======== Records for this task ========
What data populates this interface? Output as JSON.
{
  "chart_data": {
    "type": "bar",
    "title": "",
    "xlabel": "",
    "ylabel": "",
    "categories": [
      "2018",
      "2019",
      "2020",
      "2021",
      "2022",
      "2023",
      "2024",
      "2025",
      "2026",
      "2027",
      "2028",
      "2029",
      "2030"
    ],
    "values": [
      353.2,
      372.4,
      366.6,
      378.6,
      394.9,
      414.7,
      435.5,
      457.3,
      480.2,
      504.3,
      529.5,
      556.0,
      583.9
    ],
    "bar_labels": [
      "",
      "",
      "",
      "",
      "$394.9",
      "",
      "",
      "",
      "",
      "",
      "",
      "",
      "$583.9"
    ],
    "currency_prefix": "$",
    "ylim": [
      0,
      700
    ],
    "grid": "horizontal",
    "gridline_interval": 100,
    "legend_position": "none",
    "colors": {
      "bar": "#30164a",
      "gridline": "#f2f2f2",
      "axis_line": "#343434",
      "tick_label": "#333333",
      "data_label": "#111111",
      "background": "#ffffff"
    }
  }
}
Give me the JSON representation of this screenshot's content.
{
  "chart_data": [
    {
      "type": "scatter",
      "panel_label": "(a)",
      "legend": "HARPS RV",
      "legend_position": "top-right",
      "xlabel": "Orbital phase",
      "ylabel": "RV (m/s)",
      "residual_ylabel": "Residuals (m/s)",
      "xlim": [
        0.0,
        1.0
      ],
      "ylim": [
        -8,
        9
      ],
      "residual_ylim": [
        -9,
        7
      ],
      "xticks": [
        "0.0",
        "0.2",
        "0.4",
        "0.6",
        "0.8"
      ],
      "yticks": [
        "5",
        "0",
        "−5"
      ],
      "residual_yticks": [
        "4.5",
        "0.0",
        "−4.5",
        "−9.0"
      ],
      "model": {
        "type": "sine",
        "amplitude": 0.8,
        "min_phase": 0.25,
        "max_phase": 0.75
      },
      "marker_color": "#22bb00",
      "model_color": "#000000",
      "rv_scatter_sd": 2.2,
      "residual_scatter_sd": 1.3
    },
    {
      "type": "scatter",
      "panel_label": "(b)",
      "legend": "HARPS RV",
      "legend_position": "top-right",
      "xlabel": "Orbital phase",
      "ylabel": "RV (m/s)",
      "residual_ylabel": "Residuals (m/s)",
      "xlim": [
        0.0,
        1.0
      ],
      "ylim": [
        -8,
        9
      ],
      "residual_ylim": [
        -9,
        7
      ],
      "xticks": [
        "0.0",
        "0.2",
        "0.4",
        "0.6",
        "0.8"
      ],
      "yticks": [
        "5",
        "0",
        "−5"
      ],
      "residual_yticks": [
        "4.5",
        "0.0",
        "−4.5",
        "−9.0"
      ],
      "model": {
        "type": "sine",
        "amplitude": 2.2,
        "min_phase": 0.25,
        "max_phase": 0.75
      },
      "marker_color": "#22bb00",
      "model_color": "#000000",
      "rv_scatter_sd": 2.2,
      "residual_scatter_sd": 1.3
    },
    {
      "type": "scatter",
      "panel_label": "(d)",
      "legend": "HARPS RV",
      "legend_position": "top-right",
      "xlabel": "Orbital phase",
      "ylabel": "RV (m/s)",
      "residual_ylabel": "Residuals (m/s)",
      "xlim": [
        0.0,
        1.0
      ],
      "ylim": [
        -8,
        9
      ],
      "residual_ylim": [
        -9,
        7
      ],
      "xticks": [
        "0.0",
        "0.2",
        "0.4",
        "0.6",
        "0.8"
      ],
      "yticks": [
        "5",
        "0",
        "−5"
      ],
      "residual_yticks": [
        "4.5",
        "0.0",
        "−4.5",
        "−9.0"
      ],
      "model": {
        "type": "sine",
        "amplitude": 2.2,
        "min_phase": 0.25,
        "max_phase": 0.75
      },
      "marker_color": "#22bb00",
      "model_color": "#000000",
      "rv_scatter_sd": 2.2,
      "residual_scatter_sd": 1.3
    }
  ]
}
========
**Exercise brief:** Gather each line in these records that contains the string "JSON".

**Expected answer:**
What data populates this interface? Output as JSON.
Give me the JSON representation of this screenshot's content.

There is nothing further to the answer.